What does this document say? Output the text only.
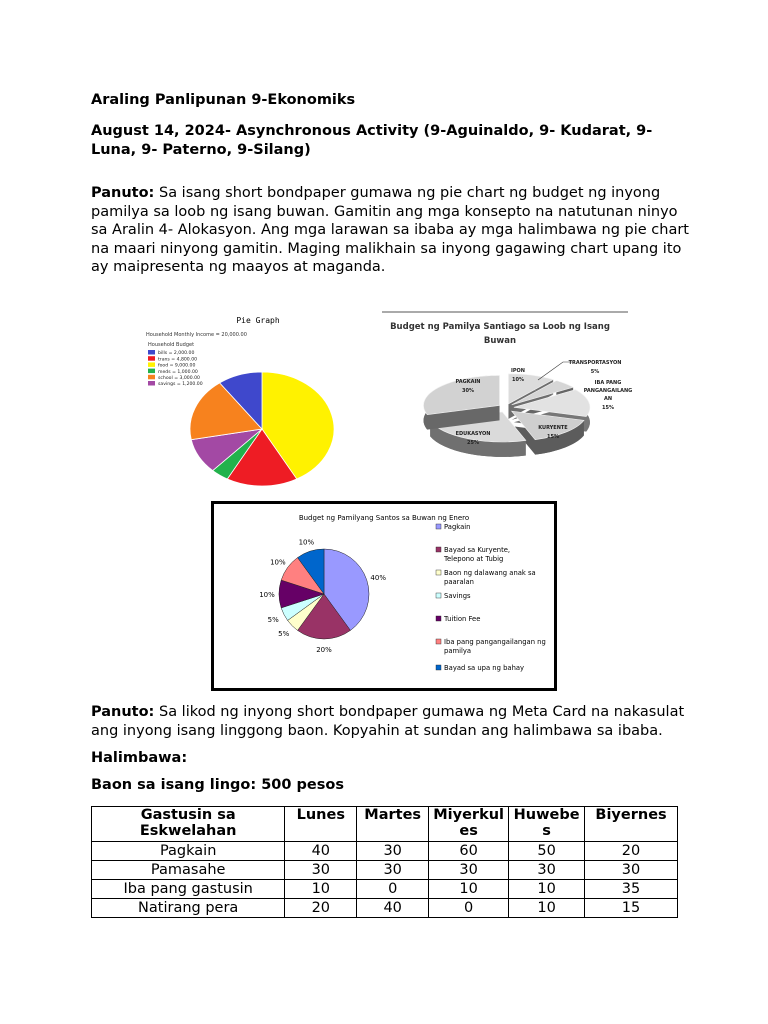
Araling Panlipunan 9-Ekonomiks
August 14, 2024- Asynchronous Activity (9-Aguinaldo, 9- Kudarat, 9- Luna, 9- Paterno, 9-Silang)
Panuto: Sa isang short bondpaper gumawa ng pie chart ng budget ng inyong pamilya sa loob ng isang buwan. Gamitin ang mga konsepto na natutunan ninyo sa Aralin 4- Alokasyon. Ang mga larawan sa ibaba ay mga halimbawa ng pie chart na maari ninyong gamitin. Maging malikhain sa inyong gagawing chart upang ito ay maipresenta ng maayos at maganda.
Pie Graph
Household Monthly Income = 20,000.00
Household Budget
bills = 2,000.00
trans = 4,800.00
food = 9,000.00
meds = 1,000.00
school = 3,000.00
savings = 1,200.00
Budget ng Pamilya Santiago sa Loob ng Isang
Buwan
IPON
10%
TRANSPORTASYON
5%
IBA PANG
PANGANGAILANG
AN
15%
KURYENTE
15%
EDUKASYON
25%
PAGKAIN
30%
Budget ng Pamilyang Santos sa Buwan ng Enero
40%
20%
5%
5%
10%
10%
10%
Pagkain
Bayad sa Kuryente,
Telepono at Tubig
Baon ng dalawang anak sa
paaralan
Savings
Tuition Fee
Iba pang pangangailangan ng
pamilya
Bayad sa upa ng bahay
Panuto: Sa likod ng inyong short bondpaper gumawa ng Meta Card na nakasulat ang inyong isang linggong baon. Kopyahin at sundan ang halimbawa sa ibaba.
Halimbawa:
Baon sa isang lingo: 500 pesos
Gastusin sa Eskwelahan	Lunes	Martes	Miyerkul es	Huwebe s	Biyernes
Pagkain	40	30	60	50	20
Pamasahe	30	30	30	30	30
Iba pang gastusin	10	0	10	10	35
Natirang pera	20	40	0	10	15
______________________________
Work to do → Where a line above holds the string "Household", show that line.

Answer to the exercise →
Household Monthly Income = 20,000.00
Household Budget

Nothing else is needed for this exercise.